— Start Raw records —

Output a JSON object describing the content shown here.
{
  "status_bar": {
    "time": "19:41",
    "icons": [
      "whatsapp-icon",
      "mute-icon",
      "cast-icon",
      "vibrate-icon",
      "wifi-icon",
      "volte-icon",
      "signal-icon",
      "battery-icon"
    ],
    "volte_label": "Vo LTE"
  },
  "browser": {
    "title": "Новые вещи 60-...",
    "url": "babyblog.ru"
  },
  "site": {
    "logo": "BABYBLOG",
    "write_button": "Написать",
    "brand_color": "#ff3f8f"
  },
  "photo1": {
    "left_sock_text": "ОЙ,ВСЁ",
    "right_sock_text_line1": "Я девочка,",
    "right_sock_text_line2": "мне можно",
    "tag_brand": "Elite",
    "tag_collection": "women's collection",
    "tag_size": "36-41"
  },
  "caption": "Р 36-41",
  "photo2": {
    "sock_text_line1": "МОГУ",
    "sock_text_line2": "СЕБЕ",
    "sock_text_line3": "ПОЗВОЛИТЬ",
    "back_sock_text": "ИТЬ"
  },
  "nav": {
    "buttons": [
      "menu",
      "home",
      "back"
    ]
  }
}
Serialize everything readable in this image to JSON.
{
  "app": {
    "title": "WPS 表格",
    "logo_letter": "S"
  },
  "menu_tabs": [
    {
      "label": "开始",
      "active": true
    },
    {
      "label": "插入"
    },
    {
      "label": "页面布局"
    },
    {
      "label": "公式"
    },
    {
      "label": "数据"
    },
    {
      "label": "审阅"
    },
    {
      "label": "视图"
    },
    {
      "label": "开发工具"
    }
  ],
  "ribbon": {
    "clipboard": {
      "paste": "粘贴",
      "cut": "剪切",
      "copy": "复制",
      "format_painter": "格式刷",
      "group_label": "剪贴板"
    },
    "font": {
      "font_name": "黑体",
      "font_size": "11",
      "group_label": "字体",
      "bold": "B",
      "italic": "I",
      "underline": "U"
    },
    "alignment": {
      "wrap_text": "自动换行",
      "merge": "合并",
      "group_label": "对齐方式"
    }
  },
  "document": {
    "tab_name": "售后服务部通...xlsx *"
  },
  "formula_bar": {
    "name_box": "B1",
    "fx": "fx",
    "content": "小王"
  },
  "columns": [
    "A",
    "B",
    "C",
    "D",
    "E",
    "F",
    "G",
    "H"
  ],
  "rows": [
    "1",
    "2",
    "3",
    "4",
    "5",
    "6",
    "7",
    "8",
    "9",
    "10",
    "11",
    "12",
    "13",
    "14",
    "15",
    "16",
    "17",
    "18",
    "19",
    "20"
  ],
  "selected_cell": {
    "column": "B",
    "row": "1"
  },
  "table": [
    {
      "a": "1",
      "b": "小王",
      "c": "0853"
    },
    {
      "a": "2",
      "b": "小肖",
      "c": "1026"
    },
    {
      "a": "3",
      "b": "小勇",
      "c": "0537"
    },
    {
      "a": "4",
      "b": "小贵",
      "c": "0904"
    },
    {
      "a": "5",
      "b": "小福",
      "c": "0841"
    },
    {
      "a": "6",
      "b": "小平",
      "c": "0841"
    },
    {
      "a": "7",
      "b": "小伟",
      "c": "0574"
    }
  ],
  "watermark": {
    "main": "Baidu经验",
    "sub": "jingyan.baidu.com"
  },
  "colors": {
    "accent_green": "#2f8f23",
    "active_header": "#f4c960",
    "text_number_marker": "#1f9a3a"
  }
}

— End Raw records —

> Problem: Type the material above out again, exactly.

> Result of the task:
Output a JSON object describing the content shown here.
{
  "status_bar": {
    "time": "19:41",
    "icons": [
      "whatsapp-icon",
      "mute-icon",
      "cast-icon",
      "vibrate-icon",
      "wifi-icon",
      "volte-icon",
      "signal-icon",
      "battery-icon"
    ],
    "volte_label": "Vo LTE"
  },
  "browser": {
    "title": "Новые вещи 60-...",
    "url": "babyblog.ru"
  },
  "site": {
    "logo": "BABYBLOG",
    "write_button": "Написать",
    "brand_color": "#ff3f8f"
  },
  "photo1": {
    "left_sock_text": "ОЙ,ВСЁ",
    "right_sock_text_line1": "Я девочка,",
    "right_sock_text_line2": "мне можно",
    "tag_brand": "Elite",
    "tag_collection": "women's collection",
    "tag_size": "36-41"
  },
  "caption": "Р 36-41",
  "photo2": {
    "sock_text_line1": "МОГУ",
    "sock_text_line2": "СЕБЕ",
    "sock_text_line3": "ПОЗВОЛИТЬ",
    "back_sock_text": "ИТЬ"
  },
  "nav": {
    "buttons": [
      "menu",
      "home",
      "back"
    ]
  }
}
Serialize everything readable in this image to JSON.
{
  "app": {
    "title": "WPS 表格",
    "logo_letter": "S"
  },
  "menu_tabs": [
    {
      "label": "开始",
      "active": true
    },
    {
      "label": "插入"
    },
    {
      "label": "页面布局"
    },
    {
      "label": "公式"
    },
    {
      "label": "数据"
    },
    {
      "label": "审阅"
    },
    {
      "label": "视图"
    },
    {
      "label": "开发工具"
    }
  ],
  "ribbon": {
    "clipboard": {
      "paste": "粘贴",
      "cut": "剪切",
      "copy": "复制",
      "format_painter": "格式刷",
      "group_label": "剪贴板"
    },
    "font": {
      "font_name": "黑体",
      "font_size": "11",
      "group_label": "字体",
      "bold": "B",
      "italic": "I",
      "underline": "U"
    },
    "alignment": {
      "wrap_text": "自动换行",
      "merge": "合并",
      "group_label": "对齐方式"
    }
  },
  "document": {
    "tab_name": "售后服务部通...xlsx *"
  },
  "formula_bar": {
    "name_box": "B1",
    "fx": "fx",
    "content": "小王"
  },
  "columns": [
    "A",
    "B",
    "C",
    "D",
    "E",
    "F",
    "G",
    "H"
  ],
  "rows": [
    "1",
    "2",
    "3",
    "4",
    "5",
    "6",
    "7",
    "8",
    "9",
    "10",
    "11",
    "12",
    "13",
    "14",
    "15",
    "16",
    "17",
    "18",
    "19",
    "20"
  ],
  "selected_cell": {
    "column": "B",
    "row": "1"
  },
  "table": [
    {
      "a": "1",
      "b": "小王",
      "c": "0853"
    },
    {
      "a": "2",
      "b": "小肖",
      "c": "1026"
    },
    {
      "a": "3",
      "b": "小勇",
      "c": "0537"
    },
    {
      "a": "4",
      "b": "小贵",
      "c": "0904"
    },
    {
      "a": "5",
      "b": "小福",
      "c": "0841"
    },
    {
      "a": "6",
      "b": "小平",
      "c": "0841"
    },
    {
      "a": "7",
      "b": "小伟",
      "c": "0574"
    }
  ],
  "watermark": {
    "main": "Baidu经验",
    "sub": "jingyan.baidu.com"
  },
  "colors": {
    "accent_green": "#2f8f23",
    "active_header": "#f4c960",
    "text_number_marker": "#1f9a3a"
  }
}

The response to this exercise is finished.